• Exercise input
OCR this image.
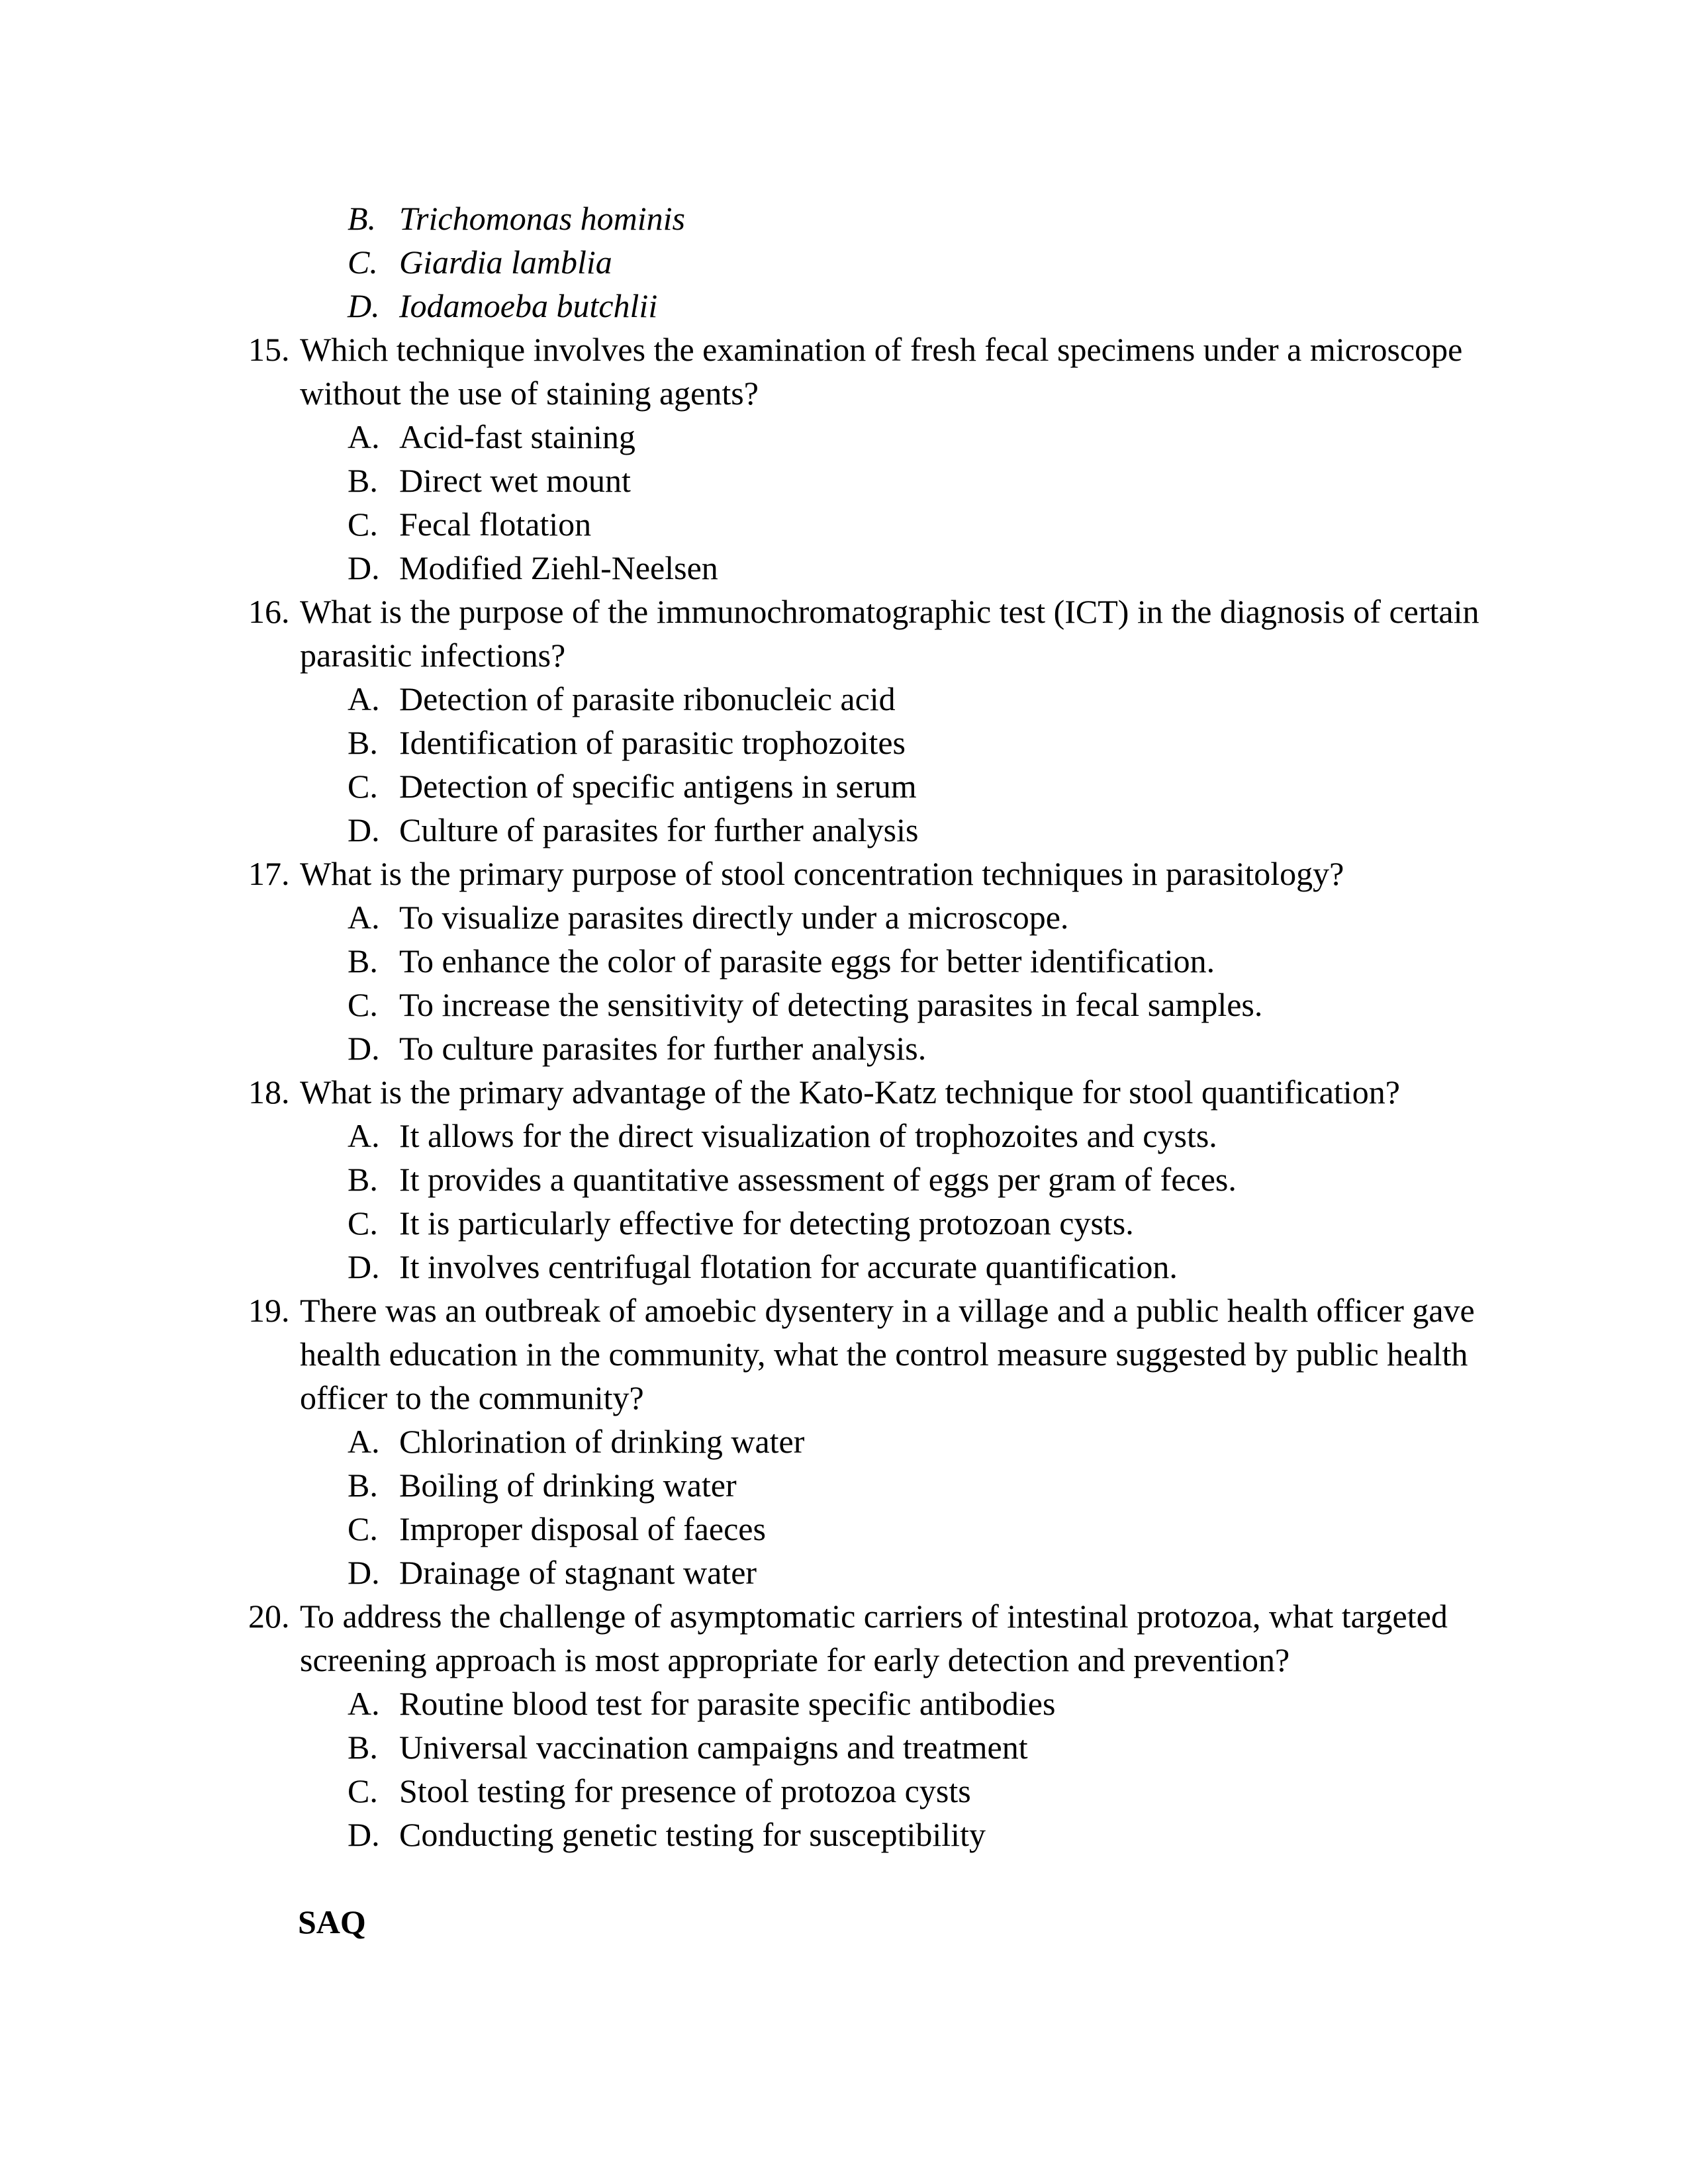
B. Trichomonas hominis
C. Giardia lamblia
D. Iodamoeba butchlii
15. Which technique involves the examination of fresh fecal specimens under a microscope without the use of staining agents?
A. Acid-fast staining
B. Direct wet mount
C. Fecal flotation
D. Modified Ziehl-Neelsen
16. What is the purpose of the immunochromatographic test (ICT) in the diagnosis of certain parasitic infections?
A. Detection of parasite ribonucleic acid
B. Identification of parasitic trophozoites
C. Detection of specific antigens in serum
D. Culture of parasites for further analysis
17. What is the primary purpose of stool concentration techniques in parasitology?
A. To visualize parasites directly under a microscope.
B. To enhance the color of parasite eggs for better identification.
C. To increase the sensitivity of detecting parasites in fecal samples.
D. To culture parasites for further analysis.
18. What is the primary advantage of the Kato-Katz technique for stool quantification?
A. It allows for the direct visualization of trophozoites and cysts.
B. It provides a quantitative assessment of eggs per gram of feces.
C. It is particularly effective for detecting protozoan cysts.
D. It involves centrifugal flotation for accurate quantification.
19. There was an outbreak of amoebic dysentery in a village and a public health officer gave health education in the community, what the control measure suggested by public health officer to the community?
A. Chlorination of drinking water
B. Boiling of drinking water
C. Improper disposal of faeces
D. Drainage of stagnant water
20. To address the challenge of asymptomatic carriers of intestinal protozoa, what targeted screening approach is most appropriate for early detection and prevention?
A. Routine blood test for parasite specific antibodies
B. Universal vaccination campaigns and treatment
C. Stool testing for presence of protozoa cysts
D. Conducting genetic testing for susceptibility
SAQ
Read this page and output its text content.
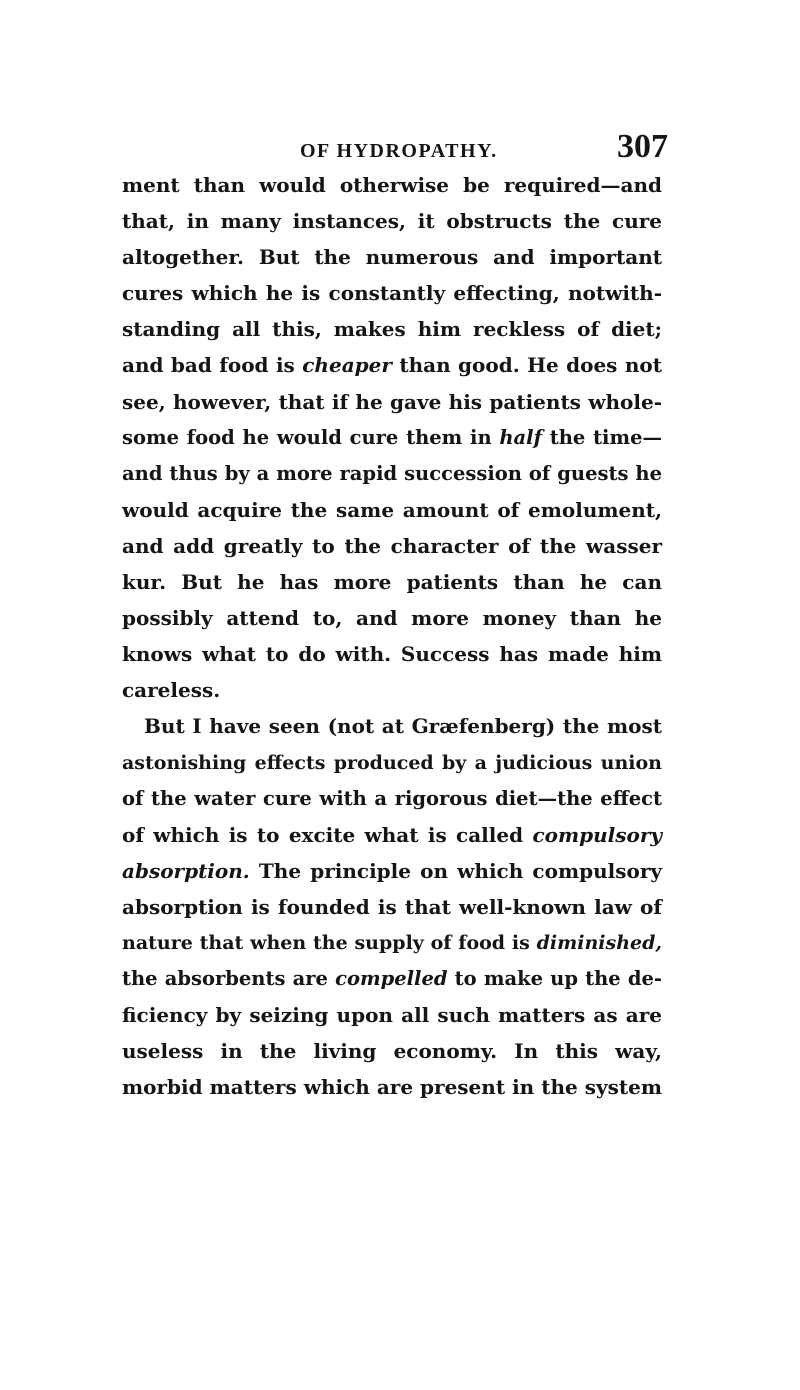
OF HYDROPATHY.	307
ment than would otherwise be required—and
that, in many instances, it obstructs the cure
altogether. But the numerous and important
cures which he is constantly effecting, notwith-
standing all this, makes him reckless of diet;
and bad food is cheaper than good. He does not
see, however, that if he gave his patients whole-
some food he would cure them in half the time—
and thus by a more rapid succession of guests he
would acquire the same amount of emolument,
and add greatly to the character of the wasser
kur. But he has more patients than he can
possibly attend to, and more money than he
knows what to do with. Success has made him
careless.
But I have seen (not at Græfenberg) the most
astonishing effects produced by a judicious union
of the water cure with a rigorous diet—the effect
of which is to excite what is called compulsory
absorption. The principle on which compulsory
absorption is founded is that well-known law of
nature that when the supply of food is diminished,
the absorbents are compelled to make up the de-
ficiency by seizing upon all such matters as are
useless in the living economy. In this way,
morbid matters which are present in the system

• Your objective
What the reply must contain is an exact transcription of the data above and none of its pictures.

• Completed exercise
OCR this image.
B. Trichomonas hominis
C. Giardia lamblia
D. Iodamoeba butchlii
15. Which technique involves the examination of fresh fecal specimens under a microscope without the use of staining agents?
A. Acid-fast staining
B. Direct wet mount
C. Fecal flotation
D. Modified Ziehl-Neelsen
16. What is the purpose of the immunochromatographic test (ICT) in the diagnosis of certain parasitic infections?
A. Detection of parasite ribonucleic acid
B. Identification of parasitic trophozoites
C. Detection of specific antigens in serum
D. Culture of parasites for further analysis
17. What is the primary purpose of stool concentration techniques in parasitology?
A. To visualize parasites directly under a microscope.
B. To enhance the color of parasite eggs for better identification.
C. To increase the sensitivity of detecting parasites in fecal samples.
D. To culture parasites for further analysis.
18. What is the primary advantage of the Kato-Katz technique for stool quantification?
A. It allows for the direct visualization of trophozoites and cysts.
B. It provides a quantitative assessment of eggs per gram of feces.
C. It is particularly effective for detecting protozoan cysts.
D. It involves centrifugal flotation for accurate quantification.
19. There was an outbreak of amoebic dysentery in a village and a public health officer gave health education in the community, what the control measure suggested by public health officer to the community?
A. Chlorination of drinking water
B. Boiling of drinking water
C. Improper disposal of faeces
D. Drainage of stagnant water
20. To address the challenge of asymptomatic carriers of intestinal protozoa, what targeted screening approach is most appropriate for early detection and prevention?
A. Routine blood test for parasite specific antibodies
B. Universal vaccination campaigns and treatment
C. Stool testing for presence of protozoa cysts
D. Conducting genetic testing for susceptibility
SAQ
Read this page and output its text content.
OF HYDROPATHY.	307
ment than would otherwise be required—and
that, in many instances, it obstructs the cure
altogether. But the numerous and important
cures which he is constantly effecting, notwith-
standing all this, makes him reckless of diet;
and bad food is cheaper than good. He does not
see, however, that if he gave his patients whole-
some food he would cure them in half the time—
and thus by a more rapid succession of guests he
would acquire the same amount of emolument,
and add greatly to the character of the wasser
kur. But he has more patients than he can
possibly attend to, and more money than he
knows what to do with. Success has made him
careless.
But I have seen (not at Græfenberg) the most
astonishing effects produced by a judicious union
of the water cure with a rigorous diet—the effect
of which is to excite what is called compulsory
absorption. The principle on which compulsory
absorption is founded is that well-known law of
nature that when the supply of food is diminished,
the absorbents are compelled to make up the de-
ficiency by seizing upon all such matters as are
useless in the living economy. In this way,
morbid matters which are present in the system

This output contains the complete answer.